→ Task goal:
Restate the full listing word for word and leave the pictures out.
------ Data records ------
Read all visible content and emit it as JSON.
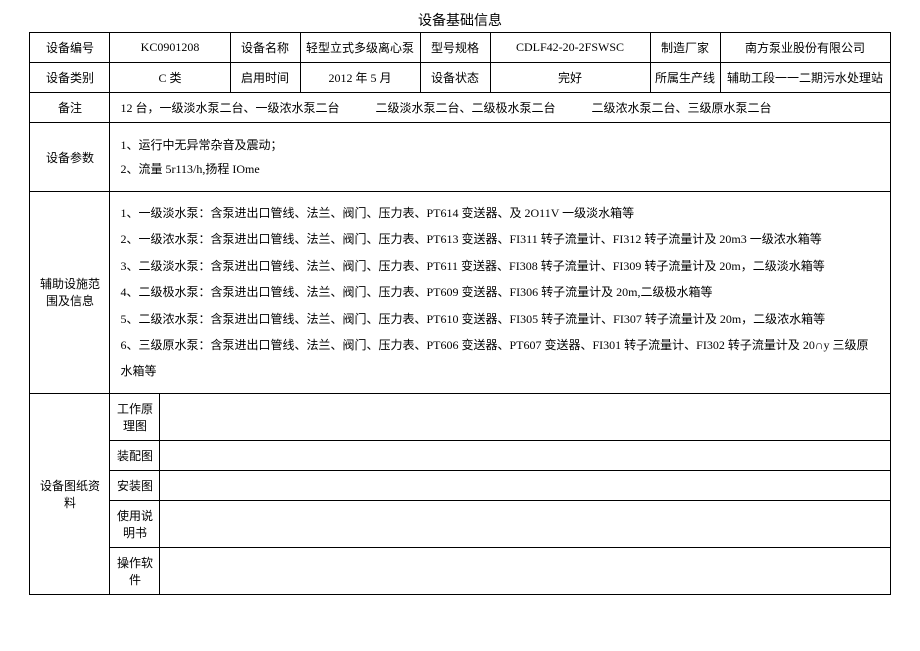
{
  "title": "设备基础信息",
  "r1": {
    "c1_lbl": "设备编号",
    "c1_val": "KC0901208",
    "c2_lbl": "设备名称",
    "c2_val": "轻型立式多级离心泵",
    "c3_lbl": "型号规格",
    "c3_val": "CDLF42-20-2FSWSC",
    "c4_lbl": "制造厂家",
    "c4_val": "南方泵业股份有限公司"
  },
  "r2": {
    "c1_lbl": "设备类别",
    "c1_val": "C 类",
    "c2_lbl": "启用时间",
    "c2_val": "2012 年 5 月",
    "c3_lbl": "设备状态",
    "c3_val": "完好",
    "c4_lbl": "所属生产线",
    "c4_val": "辅助工段一一二期污水处理站"
  },
  "remark": {
    "lbl": "备注",
    "val": "12 台，一级淡水泵二台、一级浓水泵二台   二级淡水泵二台、二级极水泵二台   二级浓水泵二台、三级原水泵二台"
  },
  "params": {
    "lbl": "设备参数",
    "p1": "1、运行中无异常杂音及震动；",
    "p2": "2、流量 5r113/h,扬程 IOme"
  },
  "fac": {
    "lbl": "辅助设施范围及信息",
    "l1": "1、一级淡水泵：含泵进出口管线、法兰、阀门、压力表、PT614 变送器、及 2O11V 一级淡水箱等",
    "l2": "2、一级浓水泵：含泵进出口管线、法兰、阀门、压力表、PT613 变送器、FI311 转子流量计、FI312 转子流量计及 20m3 一级浓水箱等",
    "l3": "3、二级淡水泵：含泵进出口管线、法兰、阀门、压力表、PT611 变送器、FI308 转子流量计、FI309 转子流量计及 20m，二级淡水箱等",
    "l4": "4、二级极水泵：含泵进出口管线、法兰、阀门、压力表、PT609 变送器、FI306 转子流量计及 20m,二级极水箱等",
    "l5": "5、二级浓水泵：含泵进出口管线、法兰、阀门、压力表、PT610 变送器、FI305 转子流量计、FI307 转子流量计及 20m，二级浓水箱等",
    "l6": "6、三级原水泵：含泵进出口管线、法兰、阀门、压力表、PT606 变送器、PT607 变送器、FI301 转子流量计、FI302 转子流量计及 20∩y 三级原水箱等"
  },
  "drawings": {
    "lbl": "设备图纸资料",
    "i1": "工作原理图",
    "i2": "装配图",
    "i3": "安装图",
    "i4": "使用说明书",
    "i5": "操作软件"
  }
}
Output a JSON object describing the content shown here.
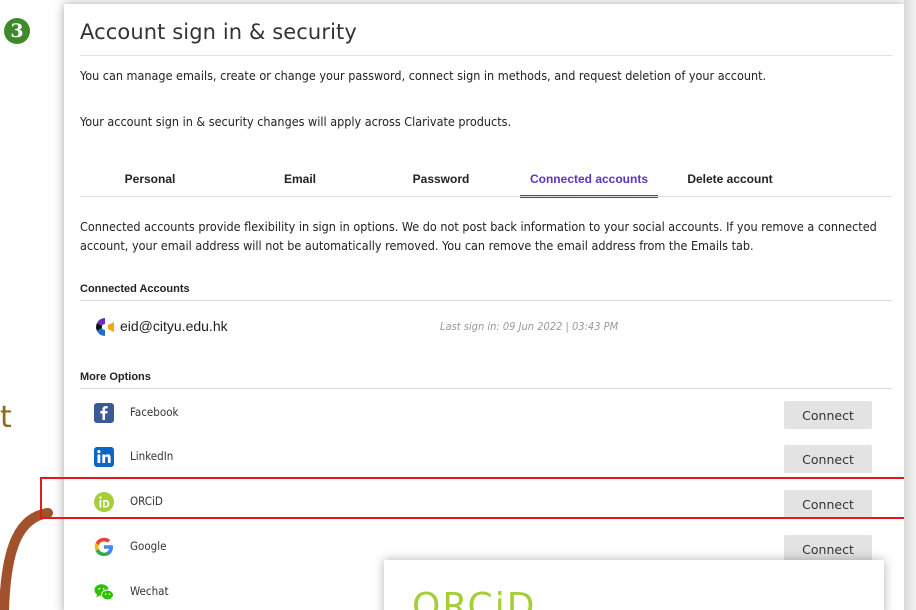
------
→ Response:
Read all visible content and emit it as JSON.
{
  "title": "设备基础信息",
  "r1": {
    "c1_lbl": "设备编号",
    "c1_val": "KC0901208",
    "c2_lbl": "设备名称",
    "c2_val": "轻型立式多级离心泵",
    "c3_lbl": "型号规格",
    "c3_val": "CDLF42-20-2FSWSC",
    "c4_lbl": "制造厂家",
    "c4_val": "南方泵业股份有限公司"
  },
  "r2": {
    "c1_lbl": "设备类别",
    "c1_val": "C 类",
    "c2_lbl": "启用时间",
    "c2_val": "2012 年 5 月",
    "c3_lbl": "设备状态",
    "c3_val": "完好",
    "c4_lbl": "所属生产线",
    "c4_val": "辅助工段一一二期污水处理站"
  },
  "remark": {
    "lbl": "备注",
    "val": "12 台，一级淡水泵二台、一级浓水泵二台   二级淡水泵二台、二级极水泵二台   二级浓水泵二台、三级原水泵二台"
  },
  "params": {
    "lbl": "设备参数",
    "p1": "1、运行中无异常杂音及震动；",
    "p2": "2、流量 5r113/h,扬程 IOme"
  },
  "fac": {
    "lbl": "辅助设施范围及信息",
    "l1": "1、一级淡水泵：含泵进出口管线、法兰、阀门、压力表、PT614 变送器、及 2O11V 一级淡水箱等",
    "l2": "2、一级浓水泵：含泵进出口管线、法兰、阀门、压力表、PT613 变送器、FI311 转子流量计、FI312 转子流量计及 20m3 一级浓水箱等",
    "l3": "3、二级淡水泵：含泵进出口管线、法兰、阀门、压力表、PT611 变送器、FI308 转子流量计、FI309 转子流量计及 20m，二级淡水箱等",
    "l4": "4、二级极水泵：含泵进出口管线、法兰、阀门、压力表、PT609 变送器、FI306 转子流量计及 20m,二级极水箱等",
    "l5": "5、二级浓水泵：含泵进出口管线、法兰、阀门、压力表、PT610 变送器、FI305 转子流量计、FI307 转子流量计及 20m，二级浓水箱等",
    "l6": "6、三级原水泵：含泵进出口管线、法兰、阀门、压力表、PT606 变送器、PT607 变送器、FI301 转子流量计、FI302 转子流量计及 20∩y 三级原水箱等"
  },
  "drawings": {
    "lbl": "设备图纸资料",
    "i1": "工作原理图",
    "i2": "装配图",
    "i3": "安装图",
    "i4": "使用说明书",
    "i5": "操作软件"
  }
}
Output a JSON object describing the content shown here.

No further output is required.